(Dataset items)
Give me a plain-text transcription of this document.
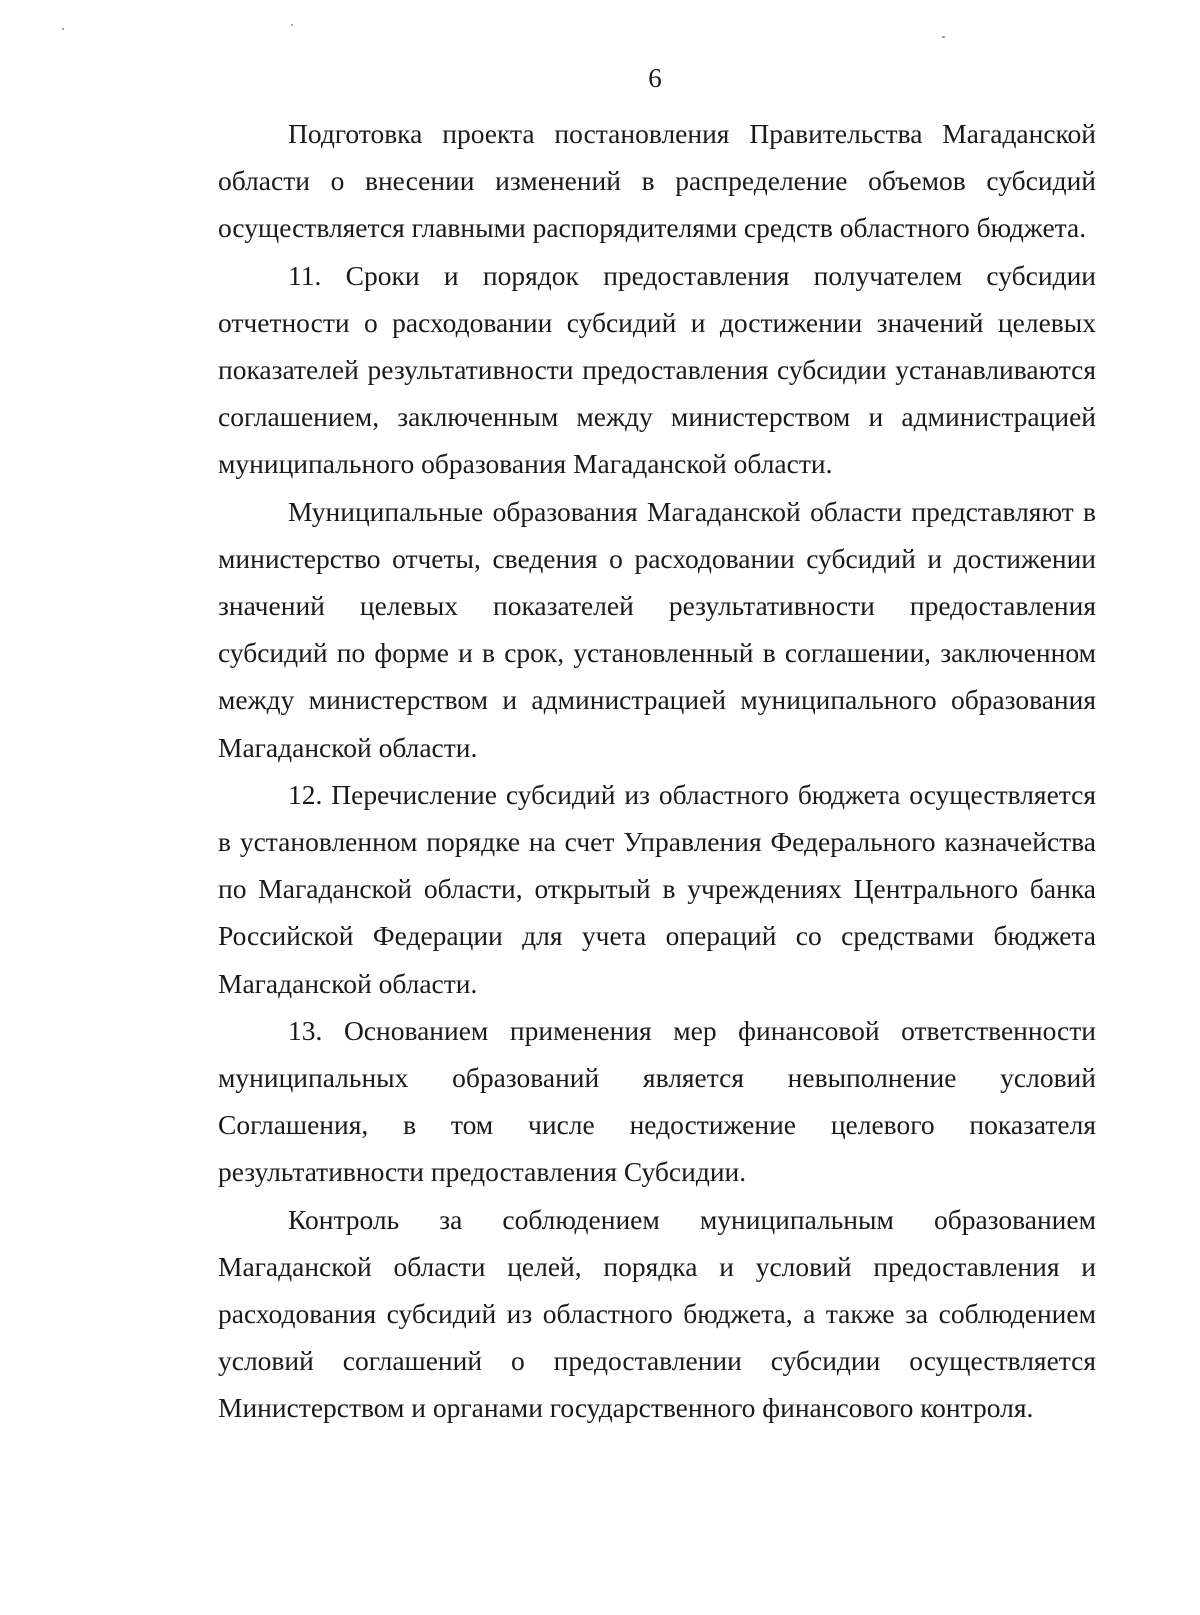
6

Подготовка проекта постановления Правительства Магаданской области о внесении изменений в распределение объемов субсидий осуществляется главными распорядителями средств областного бюджета.

11. Сроки и порядок предоставления получателем субсидии отчетности о расходовании субсидий и достижении значений целевых показателей результативности предоставления субсидии устанавливаются соглашением, заключенным между министерством и администрацией муниципального образования Магаданской области.

Муниципальные образования Магаданской области представляют в министерство отчеты, сведения о расходовании субсидий и достижении значений целевых показателей результативности предоставления субсидий по форме и в срок, установленный в соглашении, заключенном между министерством и администрацией муниципального образования Магаданской области.

12. Перечисление субсидий из областного бюджета осуществляется в установленном порядке на счет Управления Федерального казначейства по Магаданской области, открытый в учреждениях Центрального банка Российской Федерации для учета операций со средствами бюджета Магаданской области.

13. Основанием применения мер финансовой ответственности муниципальных образований является невыполнение условий Соглашения, в том числе недостижение целевого показателя результативности предоставления Субсидии.

Контроль за соблюдением муниципальным образованием Магаданской области целей, порядка и условий предоставления и расходования субсидий из областного бюджета, а также за соблюдением условий соглашений о предоставлении субсидии осуществляется Министерством и органами государственного финансового контроля.
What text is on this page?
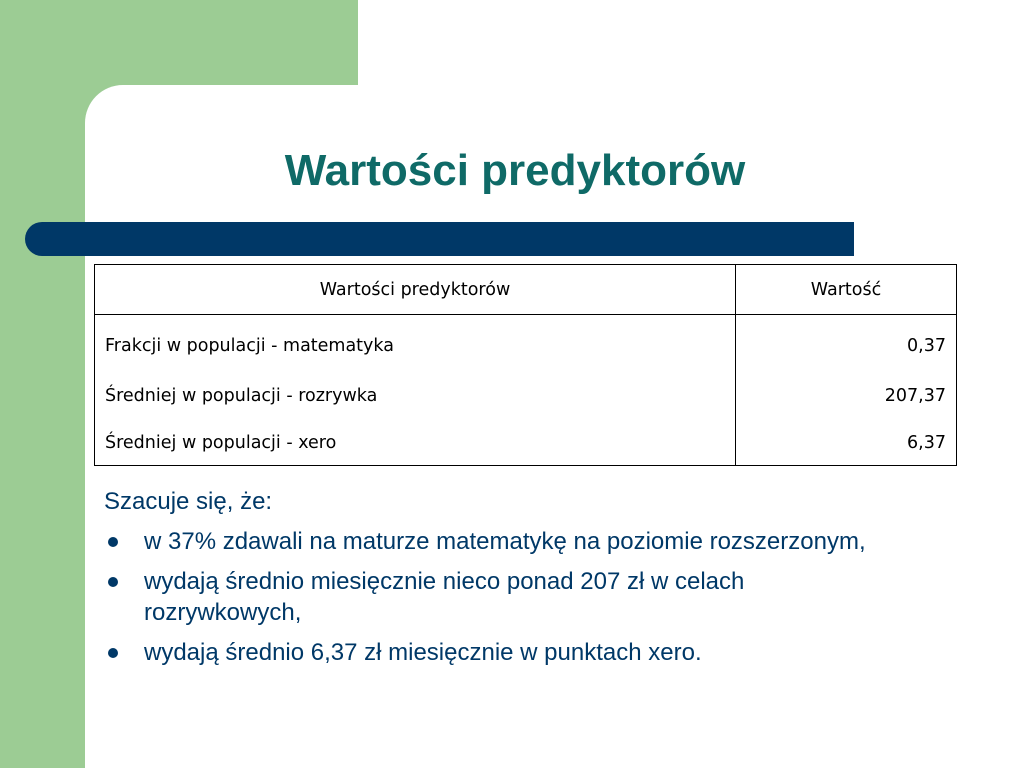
Wartości predyktorów
Wartości predyktorów	Wartość
Frakcji w populacji - matematyka	0,37
Średniej w populacji - rozrywka	207,37
Średniej w populacji - xero	6,37

Szacuje się, że:

w 37% zdawali na maturze matematykę na poziomie rozszerzonym,
wydają średnio miesięcznie nieco ponad 207 zł w celach rozrywkowych,
wydają średnio 6,37 zł miesięcznie w punktach xero.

[DIRECTIVE] Without including any pictures, please restate all the records exactly.

[RESPONSE]
Give me a plain-text transcription of this document.
6

Подготовка проекта постановления Правительства Магаданской области о внесении изменений в распределение объемов субсидий осуществляется главными распорядителями средств областного бюджета.

11. Сроки и порядок предоставления получателем субсидии отчетности о расходовании субсидий и достижении значений целевых показателей результативности предоставления субсидии устанавливаются соглашением, заключенным между министерством и администрацией муниципального образования Магаданской области.

Муниципальные образования Магаданской области представляют в министерство отчеты, сведения о расходовании субсидий и достижении значений целевых показателей результативности предоставления субсидий по форме и в срок, установленный в соглашении, заключенном между министерством и администрацией муниципального образования Магаданской области.

12. Перечисление субсидий из областного бюджета осуществляется в установленном порядке на счет Управления Федерального казначейства по Магаданской области, открытый в учреждениях Центрального банка Российской Федерации для учета операций со средствами бюджета Магаданской области.

13. Основанием применения мер финансовой ответственности муниципальных образований является невыполнение условий Соглашения, в том числе недостижение целевого показателя результативности предоставления Субсидии.

Контроль за соблюдением муниципальным образованием Магаданской области целей, порядка и условий предоставления и расходования субсидий из областного бюджета, а также за соблюдением условий соглашений о предоставлении субсидии осуществляется Министерством и органами государственного финансового контроля.
What text is on this page?
Wartości predyktorów
Wartości predyktorów	Wartość
Frakcji w populacji - matematyka	0,37
Średniej w populacji - rozrywka	207,37
Średniej w populacji - xero	6,37

Szacuje się, że:

w 37% zdawali na maturze matematykę na poziomie rozszerzonym,
wydają średnio miesięcznie nieco ponad 207 zł w celach rozrywkowych,
wydają średnio 6,37 zł miesięcznie w punktach xero.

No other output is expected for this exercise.